**Directions**
Count every line in the entries that contains "text". Report that count alone.

**Records for the task**
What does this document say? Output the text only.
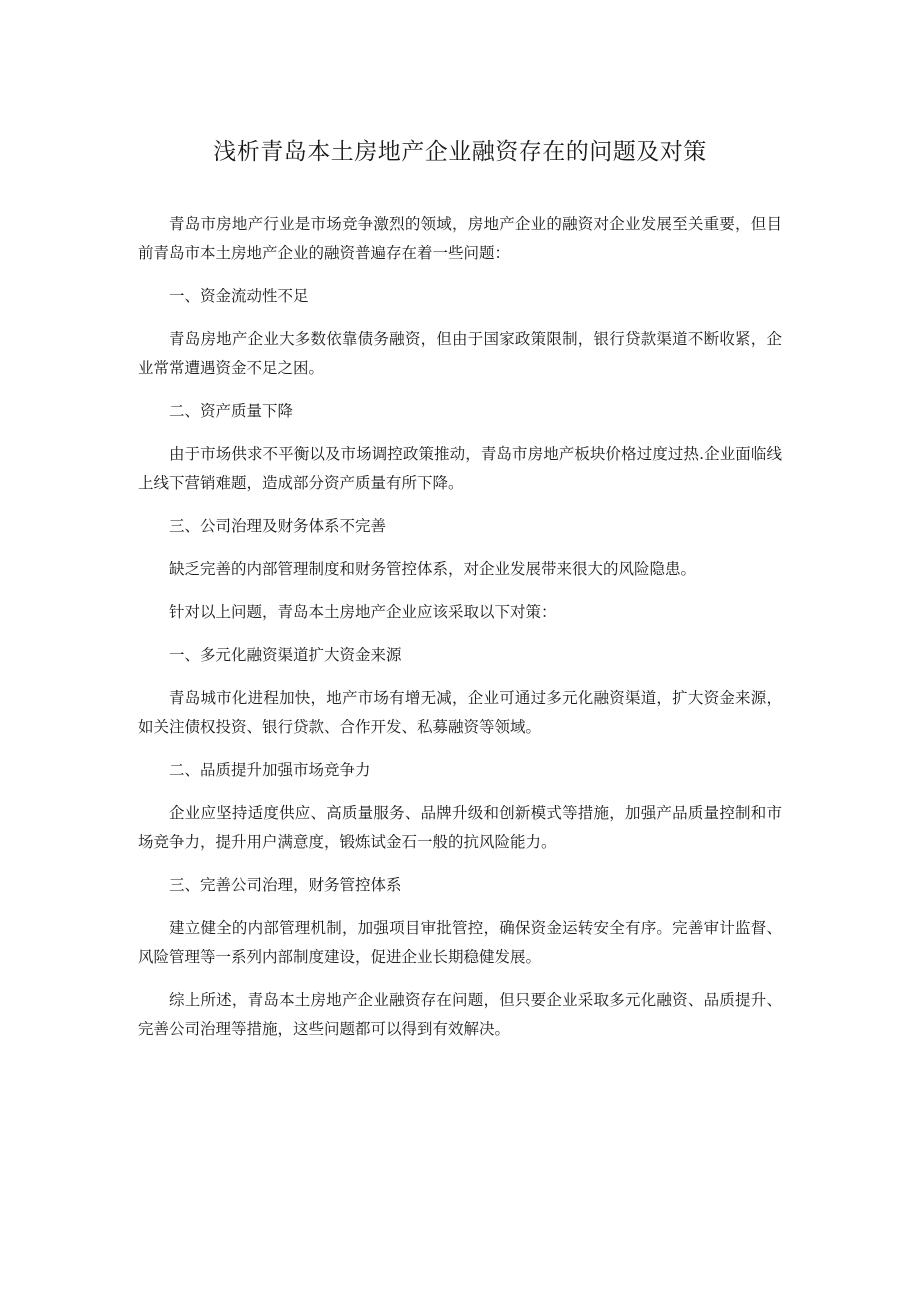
浅析青岛本土房地产企业融资存在的问题及对策

青岛市房地产行业是市场竞争激烈的领域，房地产企业的融资对企业发展至关重要，但目前青岛市本土房地产企业的融资普遍存在着一些问题：

一、资金流动性不足

青岛房地产企业大多数依靠债务融资，但由于国家政策限制，银行贷款渠道不断收紧，企业常常遭遇资金不足之困。

二、资产质量下降

由于市场供求不平衡以及市场调控政策推动，青岛市房地产板块价格过度过热.企业面临线上线下营销难题，造成部分资产质量有所下降。

三、公司治理及财务体系不完善

缺乏完善的内部管理制度和财务管控体系，对企业发展带来很大的风险隐患。

针对以上问题，青岛本土房地产企业应该采取以下对策：

一、多元化融资渠道扩大资金来源

青岛城市化进程加快，地产市场有增无减，企业可通过多元化融资渠道，扩大资金来源，如关注债权投资、银行贷款、合作开发、私募融资等领域。

二、品质提升加强市场竞争力

企业应坚持适度供应、高质量服务、品牌升级和创新模式等措施，加强产品质量控制和市场竞争力，提升用户满意度，锻炼试金石一般的抗风险能力。

三、完善公司治理，财务管控体系

建立健全的内部管理机制，加强项目审批管控，确保资金运转安全有序。完善审计监督、风险管理等一系列内部制度建设，促进企业长期稳健发展。

综上所述，青岛本土房地产企业融资存在问题，但只要企业采取多元化融资、品质提升、完善公司治理等措施，这些问题都可以得到有效解决。
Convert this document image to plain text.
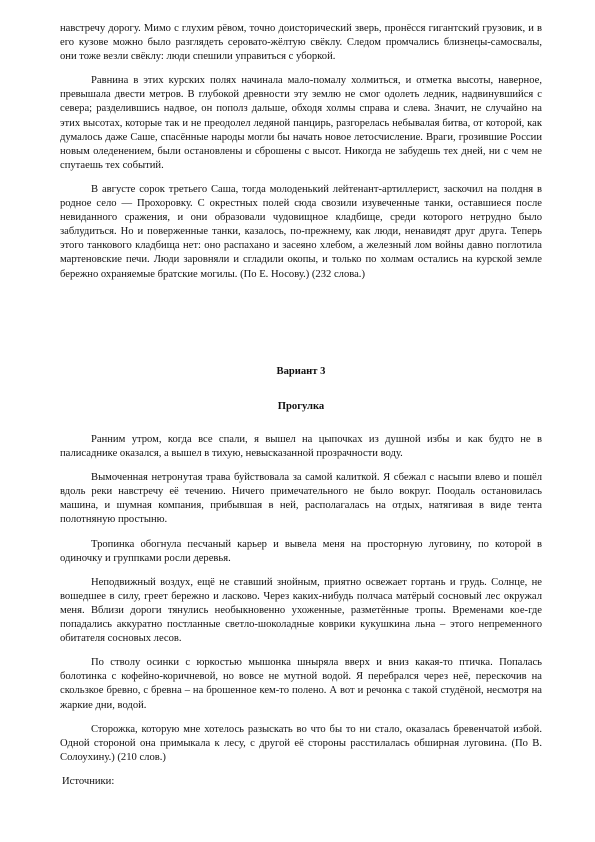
навстречу дорогу. Мимо с глухим рёвом, точно доисторический зверь, пронёсся гигантский грузовик, и в его кузове можно было разглядеть серовато-жёлтую свёклу. Следом промчались близнецы-самосвалы, они тоже везли свёклу: люди спешили управиться с уборкой.

Равнина в этих курских полях начинала мало-помалу холмиться, и отметка высоты, наверное, превышала двести метров. В глубокой древности эту землю не смог одолеть ледник, надвинувшийся с севера; разделившись надвое, он пополз дальше, обходя холмы справа и слева. Значит, не случайно на этих высотах, которые так и не преодолел ледяной панцирь, разгорелась небывалая битва, от которой, как думалось даже Саше, спасённые народы могли бы начать новое летосчисление. Враги, грозившие России новым оледенением, были остановлены и сброшены с высот. Никогда не забудешь тех дней, ни с чем не спутаешь тех событий.

В августе сорок третьего Саша, тогда молоденький лейтенант-артиллерист, заскочил на полдня в родное село — Прохоровку. С окрестных полей сюда свозили изувеченные танки, оставшиеся после невиданного сражения, и они образовали чудовищное кладбище, среди которого нетрудно было заблудиться. Но и поверженные танки, казалось, по-прежнему, как люди, ненавидят друг друга. Теперь этого танкового кладбища нет: оно распахано и засеяно хлебом, а железный лом войны давно поглотила мартеновские печи. Люди заровняли и сгладили окопы, и только по холмам остались на курской земле бережно охраняемые братские могилы. (По Е. Носову.) (232 слова.)

Вариант 3

Прогулка

Ранним утром, когда все спали, я вышел на цыпочках из душной избы и как будто не в палисаднике оказался, а вышел в тихую, невысказанной прозрачности воду.

Вымоченная нетронутая трава буйствовала за самой калиткой. Я сбежал с насыпи влево и пошёл вдоль реки навстречу её течению. Ничего примечательного не было вокруг. Поодаль остановилась машина, и шумная компания, прибывшая в ней, располагалась на отдых, натягивая в виде тента полотняную простыню.

Тропинка обогнула песчаный карьер и вывела меня на просторную луговину, по которой в одиночку и группками росли деревья.

Неподвижный воздух, ещё не ставший знойным, приятно освежает гортань и грудь. Солнце, не вошедшее в силу, греет бережно и ласково. Через каких-нибудь полчаса матёрый сосновый лес окружал меня. Вблизи дороги тянулись необыкновенно ухоженные, разметённые тропы. Временами кое-где попадались аккуратно постланные светло-шоколадные коврики кукушкина льна – этого непременного обитателя сосновых лесов.

По стволу осинки с юркостью мышонка шныряла вверх и вниз какая-то птичка. Попалась болотинка с кофейно-коричневой, но вовсе не мутной водой. Я перебрался через неё, перескочив на скользкое бревно, с бревна – на брошенное кем-то полено. А вот и речонка с такой студёной, несмотря на жаркие дни, водой.

Сторожка, которую мне хотелось разыскать во что бы то ни стало, оказалась бревенчатой избой. Одной стороной она примыкала к лесу, с другой её стороны расстилалась обширная луговина. (По В. Солоухину.) (210 слов.)

Источники:
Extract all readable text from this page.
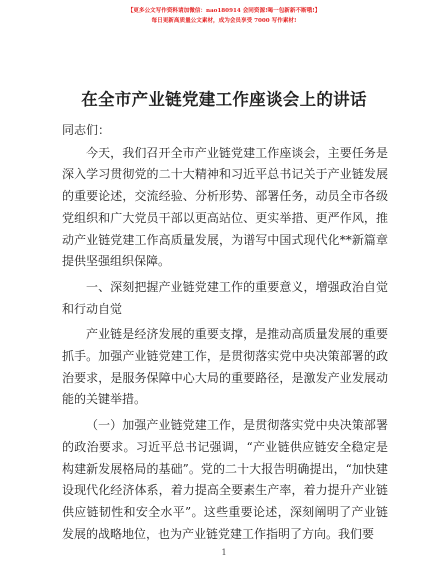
【更多公文写作资料请加微信：nao180914 会同资源!喝一包新新不断哦!】
每日更新高质量公文素材，成为会员享受 7000 写作素材!
在全市产业链党建工作座谈会上的讲话

同志们：

今天，我们召开全市产业链党建工作座谈会，主要任务是深入学习贯彻党的二十大精神和习近平总书记关于产业链发展的重要论述，交流经验、分析形势、部署任务，动员全市各级党组织和广大党员干部以更高站位、更实举措、更严作风，推动产业链党建工作高质量发展，为谱写中国式现代化**新篇章提供坚强组织保障。

一、深刻把握产业链党建工作的重要意义，增强政治自觉和行动自觉

产业链是经济发展的重要支撑，是推动高质量发展的重要抓手。加强产业链党建工作，是贯彻落实党中央决策部署的政治要求，是服务保障中心大局的重要路径，是激发产业发展动能的关键举措。

（一）加强产业链党建工作，是贯彻落实党中央决策部署的政治要求。习近平总书记强调，“产业链供应链安全稳定是构建新发展格局的基础”。党的二十大报告明确提出，“加快建设现代化经济体系，着力提高全要素生产率，着力提升产业链供应链韧性和安全水平”。这些重要论述，深刻阐明了产业链发展的战略地位，也为产业链党建工作指明了方向。我们要

1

**Complete output**
3